● **Provided entries**
__________
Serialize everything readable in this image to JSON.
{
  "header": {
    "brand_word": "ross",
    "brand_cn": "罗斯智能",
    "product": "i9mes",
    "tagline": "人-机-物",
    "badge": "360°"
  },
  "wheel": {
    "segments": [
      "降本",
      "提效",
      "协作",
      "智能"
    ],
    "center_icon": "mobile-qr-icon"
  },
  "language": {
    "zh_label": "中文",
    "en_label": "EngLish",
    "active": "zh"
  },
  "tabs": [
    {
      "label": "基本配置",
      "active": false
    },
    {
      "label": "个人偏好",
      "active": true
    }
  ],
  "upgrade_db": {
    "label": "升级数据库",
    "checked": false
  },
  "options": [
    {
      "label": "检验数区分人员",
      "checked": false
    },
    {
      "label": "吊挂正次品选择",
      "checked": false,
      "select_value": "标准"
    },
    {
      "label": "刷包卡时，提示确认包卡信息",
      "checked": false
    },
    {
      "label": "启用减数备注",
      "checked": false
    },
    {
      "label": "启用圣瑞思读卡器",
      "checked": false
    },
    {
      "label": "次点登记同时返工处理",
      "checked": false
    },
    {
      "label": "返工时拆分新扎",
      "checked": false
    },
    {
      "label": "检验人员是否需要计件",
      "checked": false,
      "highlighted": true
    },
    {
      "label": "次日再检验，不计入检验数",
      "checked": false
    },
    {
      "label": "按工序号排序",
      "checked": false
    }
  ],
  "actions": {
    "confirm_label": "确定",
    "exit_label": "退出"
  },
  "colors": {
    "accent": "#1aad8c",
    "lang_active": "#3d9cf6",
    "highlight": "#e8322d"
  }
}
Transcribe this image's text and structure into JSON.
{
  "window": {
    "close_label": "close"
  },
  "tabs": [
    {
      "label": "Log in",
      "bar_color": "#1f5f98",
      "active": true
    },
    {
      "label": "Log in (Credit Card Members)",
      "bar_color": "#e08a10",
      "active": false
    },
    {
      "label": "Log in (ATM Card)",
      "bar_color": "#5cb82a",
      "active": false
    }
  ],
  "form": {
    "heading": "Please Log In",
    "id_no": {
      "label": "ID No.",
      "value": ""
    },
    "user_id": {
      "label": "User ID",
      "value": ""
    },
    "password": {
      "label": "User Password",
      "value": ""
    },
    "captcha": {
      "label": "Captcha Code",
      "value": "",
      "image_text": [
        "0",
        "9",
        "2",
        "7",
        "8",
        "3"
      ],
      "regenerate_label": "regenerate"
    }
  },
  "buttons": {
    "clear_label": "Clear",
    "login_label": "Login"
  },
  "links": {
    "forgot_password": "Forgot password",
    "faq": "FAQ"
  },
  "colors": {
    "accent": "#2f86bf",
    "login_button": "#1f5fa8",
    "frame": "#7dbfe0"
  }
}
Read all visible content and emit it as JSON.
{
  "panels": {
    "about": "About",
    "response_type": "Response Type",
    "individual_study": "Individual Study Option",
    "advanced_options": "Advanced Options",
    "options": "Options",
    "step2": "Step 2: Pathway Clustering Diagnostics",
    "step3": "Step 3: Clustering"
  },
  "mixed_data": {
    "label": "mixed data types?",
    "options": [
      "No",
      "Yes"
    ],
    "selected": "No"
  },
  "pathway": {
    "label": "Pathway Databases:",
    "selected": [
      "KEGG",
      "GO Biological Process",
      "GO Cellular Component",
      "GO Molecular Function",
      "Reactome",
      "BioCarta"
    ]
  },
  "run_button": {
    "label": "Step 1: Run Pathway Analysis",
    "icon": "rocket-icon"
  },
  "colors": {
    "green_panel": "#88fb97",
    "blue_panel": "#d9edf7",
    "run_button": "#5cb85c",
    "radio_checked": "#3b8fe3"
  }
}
__________
● **Task details**
Repeat the listing in full, keeping every line exactly as it is.

● **Answer to the task**
Serialize everything readable in this image to JSON.
{
  "header": {
    "brand_word": "ross",
    "brand_cn": "罗斯智能",
    "product": "i9mes",
    "tagline": "人-机-物",
    "badge": "360°"
  },
  "wheel": {
    "segments": [
      "降本",
      "提效",
      "协作",
      "智能"
    ],
    "center_icon": "mobile-qr-icon"
  },
  "language": {
    "zh_label": "中文",
    "en_label": "EngLish",
    "active": "zh"
  },
  "tabs": [
    {
      "label": "基本配置",
      "active": false
    },
    {
      "label": "个人偏好",
      "active": true
    }
  ],
  "upgrade_db": {
    "label": "升级数据库",
    "checked": false
  },
  "options": [
    {
      "label": "检验数区分人员",
      "checked": false
    },
    {
      "label": "吊挂正次品选择",
      "checked": false,
      "select_value": "标准"
    },
    {
      "label": "刷包卡时，提示确认包卡信息",
      "checked": false
    },
    {
      "label": "启用减数备注",
      "checked": false
    },
    {
      "label": "启用圣瑞思读卡器",
      "checked": false
    },
    {
      "label": "次点登记同时返工处理",
      "checked": false
    },
    {
      "label": "返工时拆分新扎",
      "checked": false
    },
    {
      "label": "检验人员是否需要计件",
      "checked": false,
      "highlighted": true
    },
    {
      "label": "次日再检验，不计入检验数",
      "checked": false
    },
    {
      "label": "按工序号排序",
      "checked": false
    }
  ],
  "actions": {
    "confirm_label": "确定",
    "exit_label": "退出"
  },
  "colors": {
    "accent": "#1aad8c",
    "lang_active": "#3d9cf6",
    "highlight": "#e8322d"
  }
}
Transcribe this image's text and structure into JSON.
{
  "window": {
    "close_label": "close"
  },
  "tabs": [
    {
      "label": "Log in",
      "bar_color": "#1f5f98",
      "active": true
    },
    {
      "label": "Log in (Credit Card Members)",
      "bar_color": "#e08a10",
      "active": false
    },
    {
      "label": "Log in (ATM Card)",
      "bar_color": "#5cb82a",
      "active": false
    }
  ],
  "form": {
    "heading": "Please Log In",
    "id_no": {
      "label": "ID No.",
      "value": ""
    },
    "user_id": {
      "label": "User ID",
      "value": ""
    },
    "password": {
      "label": "User Password",
      "value": ""
    },
    "captcha": {
      "label": "Captcha Code",
      "value": "",
      "image_text": [
        "0",
        "9",
        "2",
        "7",
        "8",
        "3"
      ],
      "regenerate_label": "regenerate"
    }
  },
  "buttons": {
    "clear_label": "Clear",
    "login_label": "Login"
  },
  "links": {
    "forgot_password": "Forgot password",
    "faq": "FAQ"
  },
  "colors": {
    "accent": "#2f86bf",
    "login_button": "#1f5fa8",
    "frame": "#7dbfe0"
  }
}
Read all visible content and emit it as JSON.
{
  "panels": {
    "about": "About",
    "response_type": "Response Type",
    "individual_study": "Individual Study Option",
    "advanced_options": "Advanced Options",
    "options": "Options",
    "step2": "Step 2: Pathway Clustering Diagnostics",
    "step3": "Step 3: Clustering"
  },
  "mixed_data": {
    "label": "mixed data types?",
    "options": [
      "No",
      "Yes"
    ],
    "selected": "No"
  },
  "pathway": {
    "label": "Pathway Databases:",
    "selected": [
      "KEGG",
      "GO Biological Process",
      "GO Cellular Component",
      "GO Molecular Function",
      "Reactome",
      "BioCarta"
    ]
  },
  "run_button": {
    "label": "Step 1: Run Pathway Analysis",
    "icon": "rocket-icon"
  },
  "colors": {
    "green_panel": "#88fb97",
    "blue_panel": "#d9edf7",
    "run_button": "#5cb85c",
    "radio_checked": "#3b8fe3"
  }
}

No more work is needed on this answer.